• _Task brief_
Please give the listing again in its entirety, exactly as written.

begin Material for this exercise

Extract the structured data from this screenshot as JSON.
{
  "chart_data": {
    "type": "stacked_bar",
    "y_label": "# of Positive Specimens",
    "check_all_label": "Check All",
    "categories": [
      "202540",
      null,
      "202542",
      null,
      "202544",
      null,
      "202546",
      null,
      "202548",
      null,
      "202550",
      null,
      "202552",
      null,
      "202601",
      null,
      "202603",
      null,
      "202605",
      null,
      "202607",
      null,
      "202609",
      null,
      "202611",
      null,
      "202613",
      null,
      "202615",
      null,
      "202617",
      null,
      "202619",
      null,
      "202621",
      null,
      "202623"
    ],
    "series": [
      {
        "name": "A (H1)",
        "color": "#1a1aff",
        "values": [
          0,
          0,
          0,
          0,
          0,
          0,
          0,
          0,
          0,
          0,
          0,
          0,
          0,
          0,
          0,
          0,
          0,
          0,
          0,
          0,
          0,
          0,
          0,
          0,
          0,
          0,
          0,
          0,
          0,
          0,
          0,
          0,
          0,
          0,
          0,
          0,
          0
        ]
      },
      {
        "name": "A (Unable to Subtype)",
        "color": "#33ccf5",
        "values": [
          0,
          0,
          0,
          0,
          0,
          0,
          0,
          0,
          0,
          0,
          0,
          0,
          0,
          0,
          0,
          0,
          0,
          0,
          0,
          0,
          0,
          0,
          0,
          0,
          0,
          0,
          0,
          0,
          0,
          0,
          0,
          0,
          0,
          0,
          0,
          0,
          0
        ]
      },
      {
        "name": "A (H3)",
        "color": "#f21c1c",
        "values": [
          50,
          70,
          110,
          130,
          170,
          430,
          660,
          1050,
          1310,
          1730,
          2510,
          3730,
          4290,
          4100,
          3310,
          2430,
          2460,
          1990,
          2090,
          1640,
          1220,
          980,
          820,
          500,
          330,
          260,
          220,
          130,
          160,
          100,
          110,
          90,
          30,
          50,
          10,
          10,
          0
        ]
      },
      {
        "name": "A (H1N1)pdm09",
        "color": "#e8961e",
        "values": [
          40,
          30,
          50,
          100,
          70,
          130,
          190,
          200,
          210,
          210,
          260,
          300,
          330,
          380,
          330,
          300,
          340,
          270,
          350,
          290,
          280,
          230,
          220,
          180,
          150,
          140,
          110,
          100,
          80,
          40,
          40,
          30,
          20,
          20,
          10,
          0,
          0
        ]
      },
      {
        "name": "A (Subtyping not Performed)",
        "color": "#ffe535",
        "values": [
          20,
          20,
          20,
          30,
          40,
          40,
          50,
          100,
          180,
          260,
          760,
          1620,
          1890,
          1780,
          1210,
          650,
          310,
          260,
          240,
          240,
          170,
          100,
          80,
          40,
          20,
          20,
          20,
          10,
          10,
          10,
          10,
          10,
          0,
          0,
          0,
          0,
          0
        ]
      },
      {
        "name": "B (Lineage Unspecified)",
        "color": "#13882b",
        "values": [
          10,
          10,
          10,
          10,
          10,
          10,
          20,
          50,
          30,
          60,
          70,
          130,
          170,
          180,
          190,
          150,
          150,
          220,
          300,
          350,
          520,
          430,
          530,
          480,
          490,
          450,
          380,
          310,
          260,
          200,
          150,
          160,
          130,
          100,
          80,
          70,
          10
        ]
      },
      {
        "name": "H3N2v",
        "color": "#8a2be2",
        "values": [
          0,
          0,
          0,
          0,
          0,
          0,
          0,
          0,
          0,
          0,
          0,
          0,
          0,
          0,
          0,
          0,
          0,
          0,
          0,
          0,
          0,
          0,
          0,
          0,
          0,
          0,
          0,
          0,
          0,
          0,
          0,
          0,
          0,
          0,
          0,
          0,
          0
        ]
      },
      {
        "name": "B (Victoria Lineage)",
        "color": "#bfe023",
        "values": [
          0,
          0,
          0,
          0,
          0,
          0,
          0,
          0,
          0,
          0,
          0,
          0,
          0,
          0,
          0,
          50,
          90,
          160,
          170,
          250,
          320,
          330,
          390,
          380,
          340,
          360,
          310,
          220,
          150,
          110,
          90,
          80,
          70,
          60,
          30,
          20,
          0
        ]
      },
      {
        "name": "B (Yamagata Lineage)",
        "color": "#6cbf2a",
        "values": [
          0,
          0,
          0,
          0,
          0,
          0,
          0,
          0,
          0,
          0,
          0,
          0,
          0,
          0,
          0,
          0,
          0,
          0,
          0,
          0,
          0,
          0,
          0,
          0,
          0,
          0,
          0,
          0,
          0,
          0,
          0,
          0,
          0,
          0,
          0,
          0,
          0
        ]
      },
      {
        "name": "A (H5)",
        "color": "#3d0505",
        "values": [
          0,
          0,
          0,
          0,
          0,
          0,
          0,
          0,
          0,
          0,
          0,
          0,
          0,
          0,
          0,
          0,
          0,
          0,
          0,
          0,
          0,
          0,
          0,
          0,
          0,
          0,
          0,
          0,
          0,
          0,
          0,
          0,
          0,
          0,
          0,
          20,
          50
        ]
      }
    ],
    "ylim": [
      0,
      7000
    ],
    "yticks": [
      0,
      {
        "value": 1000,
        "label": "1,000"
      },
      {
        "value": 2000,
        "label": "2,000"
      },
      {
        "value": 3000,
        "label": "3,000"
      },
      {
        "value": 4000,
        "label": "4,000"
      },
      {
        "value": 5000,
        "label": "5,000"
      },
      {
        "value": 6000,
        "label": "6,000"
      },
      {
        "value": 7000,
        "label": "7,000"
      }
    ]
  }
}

end Material for this exercise

• _Worked answer_
Extract the structured data from this screenshot as JSON.
{
  "chart_data": {
    "type": "stacked_bar",
    "y_label": "# of Positive Specimens",
    "check_all_label": "Check All",
    "categories": [
      "202540",
      null,
      "202542",
      null,
      "202544",
      null,
      "202546",
      null,
      "202548",
      null,
      "202550",
      null,
      "202552",
      null,
      "202601",
      null,
      "202603",
      null,
      "202605",
      null,
      "202607",
      null,
      "202609",
      null,
      "202611",
      null,
      "202613",
      null,
      "202615",
      null,
      "202617",
      null,
      "202619",
      null,
      "202621",
      null,
      "202623"
    ],
    "series": [
      {
        "name": "A (H1)",
        "color": "#1a1aff",
        "values": [
          0,
          0,
          0,
          0,
          0,
          0,
          0,
          0,
          0,
          0,
          0,
          0,
          0,
          0,
          0,
          0,
          0,
          0,
          0,
          0,
          0,
          0,
          0,
          0,
          0,
          0,
          0,
          0,
          0,
          0,
          0,
          0,
          0,
          0,
          0,
          0,
          0
        ]
      },
      {
        "name": "A (Unable to Subtype)",
        "color": "#33ccf5",
        "values": [
          0,
          0,
          0,
          0,
          0,
          0,
          0,
          0,
          0,
          0,
          0,
          0,
          0,
          0,
          0,
          0,
          0,
          0,
          0,
          0,
          0,
          0,
          0,
          0,
          0,
          0,
          0,
          0,
          0,
          0,
          0,
          0,
          0,
          0,
          0,
          0,
          0
        ]
      },
      {
        "name": "A (H3)",
        "color": "#f21c1c",
        "values": [
          50,
          70,
          110,
          130,
          170,
          430,
          660,
          1050,
          1310,
          1730,
          2510,
          3730,
          4290,
          4100,
          3310,
          2430,
          2460,
          1990,
          2090,
          1640,
          1220,
          980,
          820,
          500,
          330,
          260,
          220,
          130,
          160,
          100,
          110,
          90,
          30,
          50,
          10,
          10,
          0
        ]
      },
      {
        "name": "A (H1N1)pdm09",
        "color": "#e8961e",
        "values": [
          40,
          30,
          50,
          100,
          70,
          130,
          190,
          200,
          210,
          210,
          260,
          300,
          330,
          380,
          330,
          300,
          340,
          270,
          350,
          290,
          280,
          230,
          220,
          180,
          150,
          140,
          110,
          100,
          80,
          40,
          40,
          30,
          20,
          20,
          10,
          0,
          0
        ]
      },
      {
        "name": "A (Subtyping not Performed)",
        "color": "#ffe535",
        "values": [
          20,
          20,
          20,
          30,
          40,
          40,
          50,
          100,
          180,
          260,
          760,
          1620,
          1890,
          1780,
          1210,
          650,
          310,
          260,
          240,
          240,
          170,
          100,
          80,
          40,
          20,
          20,
          20,
          10,
          10,
          10,
          10,
          10,
          0,
          0,
          0,
          0,
          0
        ]
      },
      {
        "name": "B (Lineage Unspecified)",
        "color": "#13882b",
        "values": [
          10,
          10,
          10,
          10,
          10,
          10,
          20,
          50,
          30,
          60,
          70,
          130,
          170,
          180,
          190,
          150,
          150,
          220,
          300,
          350,
          520,
          430,
          530,
          480,
          490,
          450,
          380,
          310,
          260,
          200,
          150,
          160,
          130,
          100,
          80,
          70,
          10
        ]
      },
      {
        "name": "H3N2v",
        "color": "#8a2be2",
        "values": [
          0,
          0,
          0,
          0,
          0,
          0,
          0,
          0,
          0,
          0,
          0,
          0,
          0,
          0,
          0,
          0,
          0,
          0,
          0,
          0,
          0,
          0,
          0,
          0,
          0,
          0,
          0,
          0,
          0,
          0,
          0,
          0,
          0,
          0,
          0,
          0,
          0
        ]
      },
      {
        "name": "B (Victoria Lineage)",
        "color": "#bfe023",
        "values": [
          0,
          0,
          0,
          0,
          0,
          0,
          0,
          0,
          0,
          0,
          0,
          0,
          0,
          0,
          0,
          50,
          90,
          160,
          170,
          250,
          320,
          330,
          390,
          380,
          340,
          360,
          310,
          220,
          150,
          110,
          90,
          80,
          70,
          60,
          30,
          20,
          0
        ]
      },
      {
        "name": "B (Yamagata Lineage)",
        "color": "#6cbf2a",
        "values": [
          0,
          0,
          0,
          0,
          0,
          0,
          0,
          0,
          0,
          0,
          0,
          0,
          0,
          0,
          0,
          0,
          0,
          0,
          0,
          0,
          0,
          0,
          0,
          0,
          0,
          0,
          0,
          0,
          0,
          0,
          0,
          0,
          0,
          0,
          0,
          0,
          0
        ]
      },
      {
        "name": "A (H5)",
        "color": "#3d0505",
        "values": [
          0,
          0,
          0,
          0,
          0,
          0,
          0,
          0,
          0,
          0,
          0,
          0,
          0,
          0,
          0,
          0,
          0,
          0,
          0,
          0,
          0,
          0,
          0,
          0,
          0,
          0,
          0,
          0,
          0,
          0,
          0,
          0,
          0,
          0,
          0,
          20,
          50
        ]
      }
    ],
    "ylim": [
      0,
      7000
    ],
    "yticks": [
      0,
      {
        "value": 1000,
        "label": "1,000"
      },
      {
        "value": 2000,
        "label": "2,000"
      },
      {
        "value": 3000,
        "label": "3,000"
      },
      {
        "value": 4000,
        "label": "4,000"
      },
      {
        "value": 5000,
        "label": "5,000"
      },
      {
        "value": 6000,
        "label": "6,000"
      },
      {
        "value": 7000,
        "label": "7,000"
      }
    ]
  }
}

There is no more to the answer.